▶ _Data section_
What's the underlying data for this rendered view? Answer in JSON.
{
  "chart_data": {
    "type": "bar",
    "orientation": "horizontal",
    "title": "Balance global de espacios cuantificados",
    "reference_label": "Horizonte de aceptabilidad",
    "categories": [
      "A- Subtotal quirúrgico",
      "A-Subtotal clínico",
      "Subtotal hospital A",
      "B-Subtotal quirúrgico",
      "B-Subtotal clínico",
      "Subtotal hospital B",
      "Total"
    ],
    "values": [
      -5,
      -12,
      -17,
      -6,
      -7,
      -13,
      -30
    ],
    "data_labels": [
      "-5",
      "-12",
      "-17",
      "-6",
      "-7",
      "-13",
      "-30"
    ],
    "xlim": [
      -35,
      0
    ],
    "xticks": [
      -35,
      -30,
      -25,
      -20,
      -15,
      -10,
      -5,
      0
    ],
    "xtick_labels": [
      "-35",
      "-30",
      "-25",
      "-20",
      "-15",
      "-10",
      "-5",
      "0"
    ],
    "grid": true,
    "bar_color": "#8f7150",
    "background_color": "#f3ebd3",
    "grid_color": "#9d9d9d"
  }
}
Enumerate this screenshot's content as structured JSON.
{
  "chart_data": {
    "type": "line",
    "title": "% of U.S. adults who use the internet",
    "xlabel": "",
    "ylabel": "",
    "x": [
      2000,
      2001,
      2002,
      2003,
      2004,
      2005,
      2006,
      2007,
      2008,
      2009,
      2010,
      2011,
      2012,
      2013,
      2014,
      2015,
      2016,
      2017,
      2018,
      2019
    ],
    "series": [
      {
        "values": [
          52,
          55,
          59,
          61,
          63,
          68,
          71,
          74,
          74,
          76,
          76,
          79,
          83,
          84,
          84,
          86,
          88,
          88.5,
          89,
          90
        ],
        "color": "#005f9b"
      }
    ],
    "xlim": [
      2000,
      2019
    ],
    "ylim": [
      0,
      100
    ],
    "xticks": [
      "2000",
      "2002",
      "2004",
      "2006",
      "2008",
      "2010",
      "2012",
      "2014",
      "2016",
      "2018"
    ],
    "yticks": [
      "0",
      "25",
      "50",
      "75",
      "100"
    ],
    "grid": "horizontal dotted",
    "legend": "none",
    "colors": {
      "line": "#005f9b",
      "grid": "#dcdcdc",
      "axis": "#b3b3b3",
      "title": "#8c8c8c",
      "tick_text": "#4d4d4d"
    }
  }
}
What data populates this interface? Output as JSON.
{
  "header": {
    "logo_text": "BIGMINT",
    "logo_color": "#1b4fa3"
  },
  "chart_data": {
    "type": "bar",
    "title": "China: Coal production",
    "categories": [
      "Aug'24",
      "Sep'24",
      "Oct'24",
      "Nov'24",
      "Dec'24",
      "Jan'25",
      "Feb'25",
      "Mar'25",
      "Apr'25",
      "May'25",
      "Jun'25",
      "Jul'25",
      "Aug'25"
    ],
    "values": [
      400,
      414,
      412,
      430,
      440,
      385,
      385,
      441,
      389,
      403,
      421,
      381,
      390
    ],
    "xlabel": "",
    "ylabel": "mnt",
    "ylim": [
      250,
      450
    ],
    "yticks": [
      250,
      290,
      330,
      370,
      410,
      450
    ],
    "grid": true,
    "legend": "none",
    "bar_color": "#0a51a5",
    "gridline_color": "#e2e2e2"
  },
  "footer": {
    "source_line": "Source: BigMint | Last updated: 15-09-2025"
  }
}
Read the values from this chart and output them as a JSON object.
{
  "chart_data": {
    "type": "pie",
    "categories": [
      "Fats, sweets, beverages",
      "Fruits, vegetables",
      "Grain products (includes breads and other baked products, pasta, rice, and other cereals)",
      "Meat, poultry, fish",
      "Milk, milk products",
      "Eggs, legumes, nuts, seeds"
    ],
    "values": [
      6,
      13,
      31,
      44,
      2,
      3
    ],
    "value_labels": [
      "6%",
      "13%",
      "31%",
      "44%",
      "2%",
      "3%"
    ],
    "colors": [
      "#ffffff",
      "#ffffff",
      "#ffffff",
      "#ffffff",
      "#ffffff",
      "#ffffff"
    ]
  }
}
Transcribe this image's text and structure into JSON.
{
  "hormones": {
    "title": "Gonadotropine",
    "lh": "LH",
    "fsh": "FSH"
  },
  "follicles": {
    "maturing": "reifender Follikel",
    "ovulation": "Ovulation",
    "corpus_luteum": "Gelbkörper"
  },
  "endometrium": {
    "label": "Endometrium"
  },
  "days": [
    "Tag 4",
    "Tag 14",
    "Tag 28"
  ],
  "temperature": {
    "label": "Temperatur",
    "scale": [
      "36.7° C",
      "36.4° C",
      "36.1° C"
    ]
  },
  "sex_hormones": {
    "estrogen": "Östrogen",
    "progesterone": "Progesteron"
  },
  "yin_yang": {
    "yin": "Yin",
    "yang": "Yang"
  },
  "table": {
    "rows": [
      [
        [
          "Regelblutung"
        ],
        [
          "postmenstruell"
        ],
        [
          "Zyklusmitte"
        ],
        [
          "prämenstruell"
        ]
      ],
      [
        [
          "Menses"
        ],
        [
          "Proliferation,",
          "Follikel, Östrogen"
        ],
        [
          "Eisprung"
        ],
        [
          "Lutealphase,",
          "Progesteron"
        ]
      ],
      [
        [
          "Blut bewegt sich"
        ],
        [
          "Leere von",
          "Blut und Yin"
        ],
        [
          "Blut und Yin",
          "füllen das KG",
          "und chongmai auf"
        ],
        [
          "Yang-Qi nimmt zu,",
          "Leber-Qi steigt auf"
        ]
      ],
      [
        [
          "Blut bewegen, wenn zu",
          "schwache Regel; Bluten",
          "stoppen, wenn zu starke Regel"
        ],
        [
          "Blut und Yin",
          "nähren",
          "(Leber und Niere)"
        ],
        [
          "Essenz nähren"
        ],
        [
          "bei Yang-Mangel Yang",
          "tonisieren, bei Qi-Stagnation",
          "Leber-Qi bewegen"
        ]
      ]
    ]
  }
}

▶ _Description of the task_
Extract the full listing above without alteration.

▶ _Full response_
What's the underlying data for this rendered view? Answer in JSON.
{
  "chart_data": {
    "type": "bar",
    "orientation": "horizontal",
    "title": "Balance global de espacios cuantificados",
    "reference_label": "Horizonte de aceptabilidad",
    "categories": [
      "A- Subtotal quirúrgico",
      "A-Subtotal clínico",
      "Subtotal hospital A",
      "B-Subtotal quirúrgico",
      "B-Subtotal clínico",
      "Subtotal hospital B",
      "Total"
    ],
    "values": [
      -5,
      -12,
      -17,
      -6,
      -7,
      -13,
      -30
    ],
    "data_labels": [
      "-5",
      "-12",
      "-17",
      "-6",
      "-7",
      "-13",
      "-30"
    ],
    "xlim": [
      -35,
      0
    ],
    "xticks": [
      -35,
      -30,
      -25,
      -20,
      -15,
      -10,
      -5,
      0
    ],
    "xtick_labels": [
      "-35",
      "-30",
      "-25",
      "-20",
      "-15",
      "-10",
      "-5",
      "0"
    ],
    "grid": true,
    "bar_color": "#8f7150",
    "background_color": "#f3ebd3",
    "grid_color": "#9d9d9d"
  }
}
Enumerate this screenshot's content as structured JSON.
{
  "chart_data": {
    "type": "line",
    "title": "% of U.S. adults who use the internet",
    "xlabel": "",
    "ylabel": "",
    "x": [
      2000,
      2001,
      2002,
      2003,
      2004,
      2005,
      2006,
      2007,
      2008,
      2009,
      2010,
      2011,
      2012,
      2013,
      2014,
      2015,
      2016,
      2017,
      2018,
      2019
    ],
    "series": [
      {
        "values": [
          52,
          55,
          59,
          61,
          63,
          68,
          71,
          74,
          74,
          76,
          76,
          79,
          83,
          84,
          84,
          86,
          88,
          88.5,
          89,
          90
        ],
        "color": "#005f9b"
      }
    ],
    "xlim": [
      2000,
      2019
    ],
    "ylim": [
      0,
      100
    ],
    "xticks": [
      "2000",
      "2002",
      "2004",
      "2006",
      "2008",
      "2010",
      "2012",
      "2014",
      "2016",
      "2018"
    ],
    "yticks": [
      "0",
      "25",
      "50",
      "75",
      "100"
    ],
    "grid": "horizontal dotted",
    "legend": "none",
    "colors": {
      "line": "#005f9b",
      "grid": "#dcdcdc",
      "axis": "#b3b3b3",
      "title": "#8c8c8c",
      "tick_text": "#4d4d4d"
    }
  }
}
What data populates this interface? Output as JSON.
{
  "header": {
    "logo_text": "BIGMINT",
    "logo_color": "#1b4fa3"
  },
  "chart_data": {
    "type": "bar",
    "title": "China: Coal production",
    "categories": [
      "Aug'24",
      "Sep'24",
      "Oct'24",
      "Nov'24",
      "Dec'24",
      "Jan'25",
      "Feb'25",
      "Mar'25",
      "Apr'25",
      "May'25",
      "Jun'25",
      "Jul'25",
      "Aug'25"
    ],
    "values": [
      400,
      414,
      412,
      430,
      440,
      385,
      385,
      441,
      389,
      403,
      421,
      381,
      390
    ],
    "xlabel": "",
    "ylabel": "mnt",
    "ylim": [
      250,
      450
    ],
    "yticks": [
      250,
      290,
      330,
      370,
      410,
      450
    ],
    "grid": true,
    "legend": "none",
    "bar_color": "#0a51a5",
    "gridline_color": "#e2e2e2"
  },
  "footer": {
    "source_line": "Source: BigMint | Last updated: 15-09-2025"
  }
}
Read the values from this chart and output them as a JSON object.
{
  "chart_data": {
    "type": "pie",
    "categories": [
      "Fats, sweets, beverages",
      "Fruits, vegetables",
      "Grain products (includes breads and other baked products, pasta, rice, and other cereals)",
      "Meat, poultry, fish",
      "Milk, milk products",
      "Eggs, legumes, nuts, seeds"
    ],
    "values": [
      6,
      13,
      31,
      44,
      2,
      3
    ],
    "value_labels": [
      "6%",
      "13%",
      "31%",
      "44%",
      "2%",
      "3%"
    ],
    "colors": [
      "#ffffff",
      "#ffffff",
      "#ffffff",
      "#ffffff",
      "#ffffff",
      "#ffffff"
    ]
  }
}
Transcribe this image's text and structure into JSON.
{
  "hormones": {
    "title": "Gonadotropine",
    "lh": "LH",
    "fsh": "FSH"
  },
  "follicles": {
    "maturing": "reifender Follikel",
    "ovulation": "Ovulation",
    "corpus_luteum": "Gelbkörper"
  },
  "endometrium": {
    "label": "Endometrium"
  },
  "days": [
    "Tag 4",
    "Tag 14",
    "Tag 28"
  ],
  "temperature": {
    "label": "Temperatur",
    "scale": [
      "36.7° C",
      "36.4° C",
      "36.1° C"
    ]
  },
  "sex_hormones": {
    "estrogen": "Östrogen",
    "progesterone": "Progesteron"
  },
  "yin_yang": {
    "yin": "Yin",
    "yang": "Yang"
  },
  "table": {
    "rows": [
      [
        [
          "Regelblutung"
        ],
        [
          "postmenstruell"
        ],
        [
          "Zyklusmitte"
        ],
        [
          "prämenstruell"
        ]
      ],
      [
        [
          "Menses"
        ],
        [
          "Proliferation,",
          "Follikel, Östrogen"
        ],
        [
          "Eisprung"
        ],
        [
          "Lutealphase,",
          "Progesteron"
        ]
      ],
      [
        [
          "Blut bewegt sich"
        ],
        [
          "Leere von",
          "Blut und Yin"
        ],
        [
          "Blut und Yin",
          "füllen das KG",
          "und chongmai auf"
        ],
        [
          "Yang-Qi nimmt zu,",
          "Leber-Qi steigt auf"
        ]
      ],
      [
        [
          "Blut bewegen, wenn zu",
          "schwache Regel; Bluten",
          "stoppen, wenn zu starke Regel"
        ],
        [
          "Blut und Yin",
          "nähren",
          "(Leber und Niere)"
        ],
        [
          "Essenz nähren"
        ],
        [
          "bei Yang-Mangel Yang",
          "tonisieren, bei Qi-Stagnation",
          "Leber-Qi bewegen"
        ]
      ]
    ]
  }
}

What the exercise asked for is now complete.